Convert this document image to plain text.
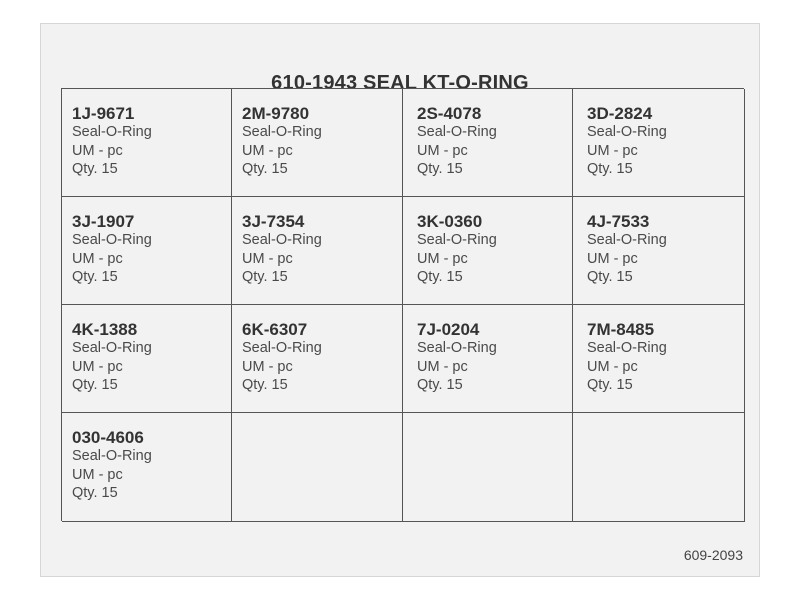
610-1943 SEAL KT-O-RING
1J-9671
Seal-O-Ring
UM - pc
Qty. 15
2M-9780
Seal-O-Ring
UM - pc
Qty. 15
2S-4078
Seal-O-Ring
UM - pc
Qty. 15
3D-2824
Seal-O-Ring
UM - pc
Qty. 15
3J-1907
Seal-O-Ring
UM - pc
Qty. 15
3J-7354
Seal-O-Ring
UM - pc
Qty. 15
3K-0360
Seal-O-Ring
UM - pc
Qty. 15
4J-7533
Seal-O-Ring
UM - pc
Qty. 15
4K-1388
Seal-O-Ring
UM - pc
Qty. 15
6K-6307
Seal-O-Ring
UM - pc
Qty. 15
7J-0204
Seal-O-Ring
UM - pc
Qty. 15
7M-8485
Seal-O-Ring
UM - pc
Qty. 15
030-4606
Seal-O-Ring
UM - pc
Qty. 15
609-2093
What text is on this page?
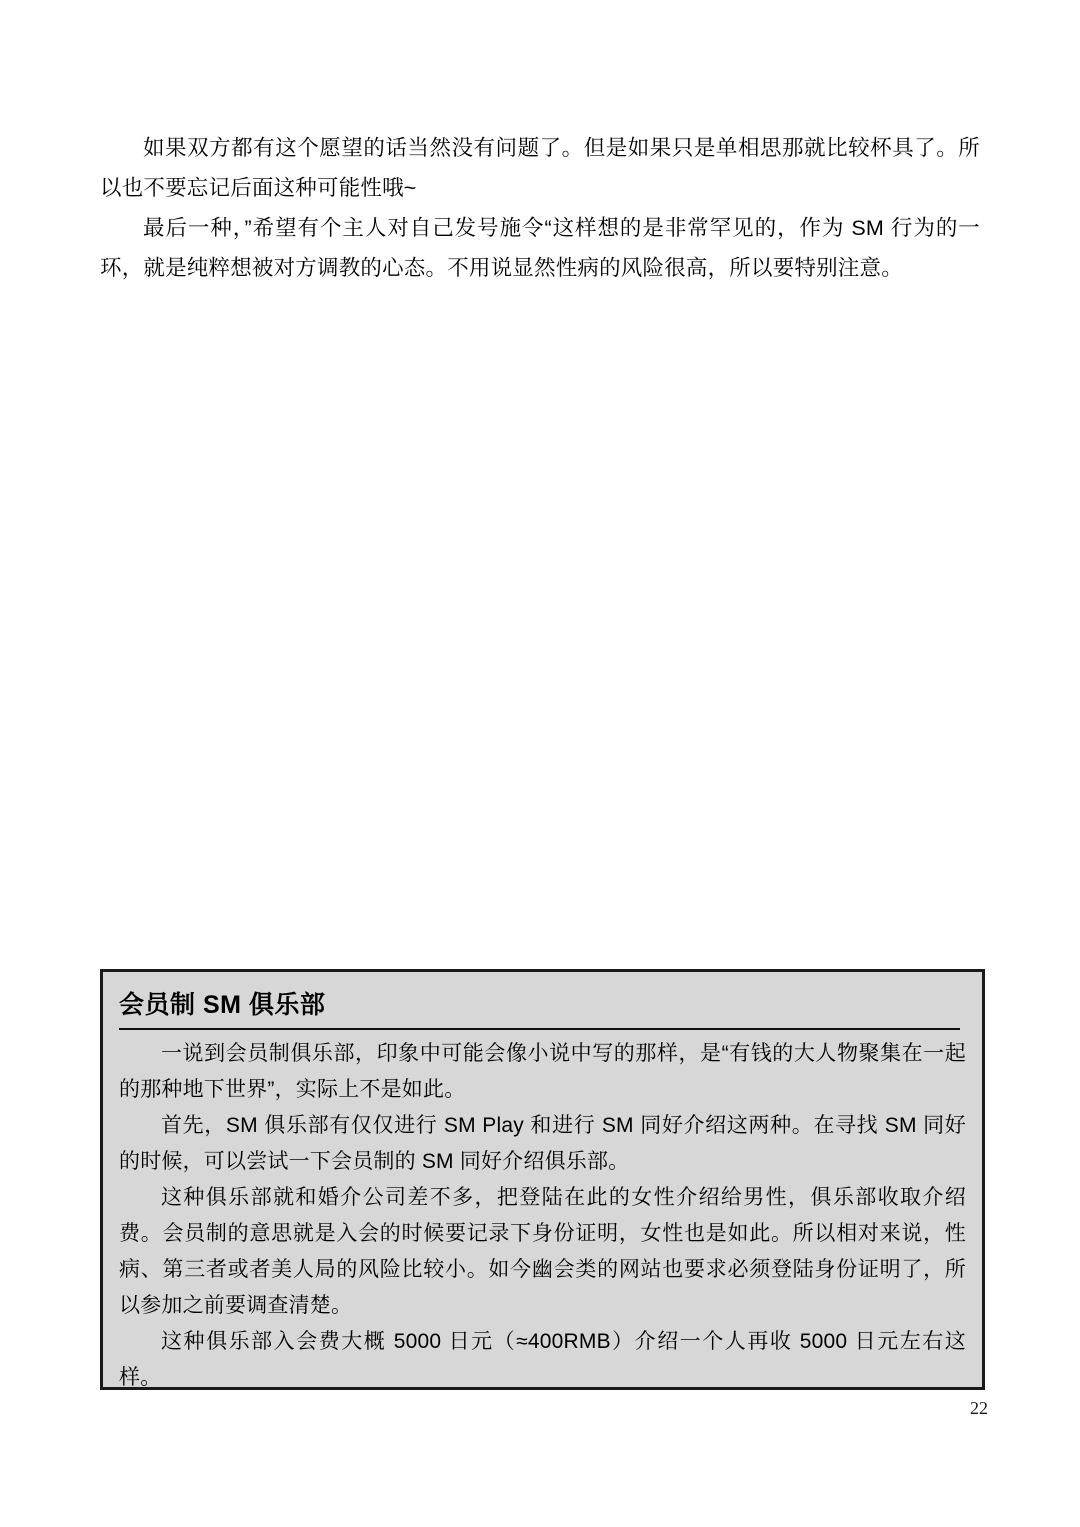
如果双方都有这个愿望的话当然没有问题了。但是如果只是单相思那就比较杯具了。所以也不要忘记后面这种可能性哦~

最后一种，”希望有个主人对自己发号施令“这样想的是非常罕见的，作为 SM 行为的一环，就是纯粹想被对方调教的心态。不用说显然性病的风险很高，所以要特别注意。

会员制 SM 俱乐部

一说到会员制俱乐部，印象中可能会像小说中写的那样，是“有钱的大人物聚集在一起的那种地下世界”，实际上不是如此。

首先，SM 俱乐部有仅仅进行 SM Play 和进行 SM 同好介绍这两种。在寻找 SM 同好的时候，可以尝试一下会员制的 SM 同好介绍俱乐部。

这种俱乐部就和婚介公司差不多，把登陆在此的女性介绍给男性，俱乐部收取介绍费。会员制的意思就是入会的时候要记录下身份证明，女性也是如此。所以相对来说，性病、第三者或者美人局的风险比较小。如今幽会类的网站也要求必须登陆身份证明了，所以参加之前要调查清楚。

这种俱乐部入会费大概 5000 日元（≈400RMB）介绍一个人再收 5000 日元左右这样。

22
····················
All of the records above must be copied exactly, except for the pictures.

Answer to the task
Convert this document image to plain text.
610-1943 SEAL KT-O-RING
1J-9671
Seal-O-Ring
UM - pc
Qty. 15
2M-9780
Seal-O-Ring
UM - pc
Qty. 15
2S-4078
Seal-O-Ring
UM - pc
Qty. 15
3D-2824
Seal-O-Ring
UM - pc
Qty. 15
3J-1907
Seal-O-Ring
UM - pc
Qty. 15
3J-7354
Seal-O-Ring
UM - pc
Qty. 15
3K-0360
Seal-O-Ring
UM - pc
Qty. 15
4J-7533
Seal-O-Ring
UM - pc
Qty. 15
4K-1388
Seal-O-Ring
UM - pc
Qty. 15
6K-6307
Seal-O-Ring
UM - pc
Qty. 15
7J-0204
Seal-O-Ring
UM - pc
Qty. 15
7M-8485
Seal-O-Ring
UM - pc
Qty. 15
030-4606
Seal-O-Ring
UM - pc
Qty. 15
609-2093
What text is on this page?
如果双方都有这个愿望的话当然没有问题了。但是如果只是单相思那就比较杯具了。所以也不要忘记后面这种可能性哦~

最后一种，”希望有个主人对自己发号施令“这样想的是非常罕见的，作为 SM 行为的一环，就是纯粹想被对方调教的心态。不用说显然性病的风险很高，所以要特别注意。

会员制 SM 俱乐部

一说到会员制俱乐部，印象中可能会像小说中写的那样，是“有钱的大人物聚集在一起的那种地下世界”，实际上不是如此。

首先，SM 俱乐部有仅仅进行 SM Play 和进行 SM 同好介绍这两种。在寻找 SM 同好的时候，可以尝试一下会员制的 SM 同好介绍俱乐部。

这种俱乐部就和婚介公司差不多，把登陆在此的女性介绍给男性，俱乐部收取介绍费。会员制的意思就是入会的时候要记录下身份证明，女性也是如此。所以相对来说，性病、第三者或者美人局的风险比较小。如今幽会类的网站也要求必须登陆身份证明了，所以参加之前要调查清楚。

这种俱乐部入会费大概 5000 日元（≈400RMB）介绍一个人再收 5000 日元左右这样。

22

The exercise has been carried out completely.